■ What is needed
Below are entries. Pull out all lines containing "icon".

■ Material
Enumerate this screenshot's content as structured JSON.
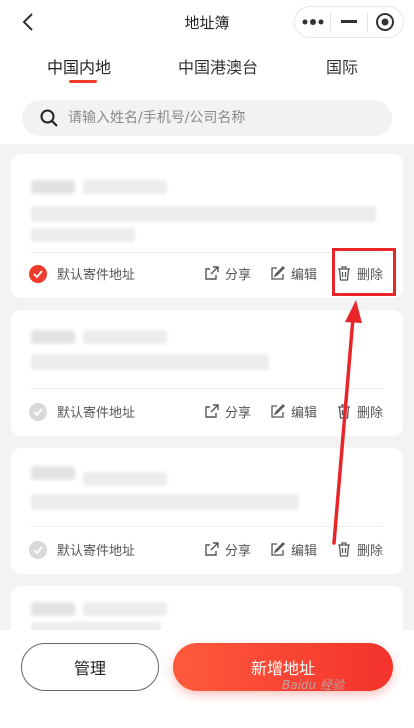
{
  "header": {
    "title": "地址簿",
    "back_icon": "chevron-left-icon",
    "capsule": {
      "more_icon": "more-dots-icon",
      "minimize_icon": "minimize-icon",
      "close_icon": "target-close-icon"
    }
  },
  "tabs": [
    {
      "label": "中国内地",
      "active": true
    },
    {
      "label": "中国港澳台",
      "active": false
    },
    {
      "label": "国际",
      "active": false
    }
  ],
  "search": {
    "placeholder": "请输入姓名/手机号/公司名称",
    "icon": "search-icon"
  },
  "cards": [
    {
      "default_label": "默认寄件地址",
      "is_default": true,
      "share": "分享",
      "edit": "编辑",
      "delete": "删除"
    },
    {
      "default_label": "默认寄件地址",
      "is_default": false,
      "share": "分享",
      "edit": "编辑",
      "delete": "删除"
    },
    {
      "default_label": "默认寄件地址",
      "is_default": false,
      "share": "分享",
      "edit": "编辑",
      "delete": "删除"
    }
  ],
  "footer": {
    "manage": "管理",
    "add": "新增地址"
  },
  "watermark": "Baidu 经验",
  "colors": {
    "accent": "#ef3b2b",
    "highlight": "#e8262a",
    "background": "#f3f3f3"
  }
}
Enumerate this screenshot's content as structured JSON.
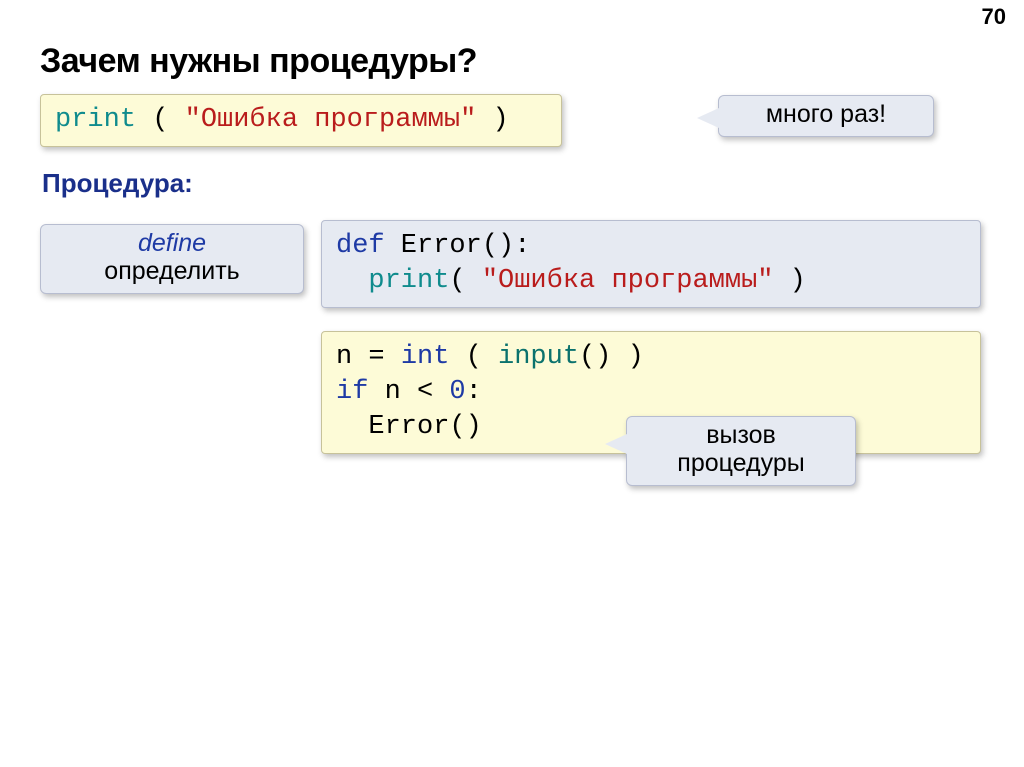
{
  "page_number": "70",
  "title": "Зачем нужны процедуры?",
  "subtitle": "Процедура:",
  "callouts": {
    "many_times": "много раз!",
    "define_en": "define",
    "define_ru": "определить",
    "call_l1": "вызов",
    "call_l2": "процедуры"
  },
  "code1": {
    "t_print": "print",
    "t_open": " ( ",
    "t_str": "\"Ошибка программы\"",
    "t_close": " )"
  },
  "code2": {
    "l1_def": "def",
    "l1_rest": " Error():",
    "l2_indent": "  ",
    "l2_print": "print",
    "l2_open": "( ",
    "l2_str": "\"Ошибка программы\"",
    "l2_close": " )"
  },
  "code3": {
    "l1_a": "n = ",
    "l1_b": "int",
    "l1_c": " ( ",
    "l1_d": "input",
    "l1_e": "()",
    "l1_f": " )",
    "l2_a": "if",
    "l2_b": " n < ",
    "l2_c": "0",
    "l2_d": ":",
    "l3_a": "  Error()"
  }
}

■ Solution for this problem
    "back_icon": "chevron-left-icon",
      "more_icon": "more-dots-icon",
      "minimize_icon": "minimize-icon",
      "close_icon": "target-close-icon"
    "icon": "search-icon"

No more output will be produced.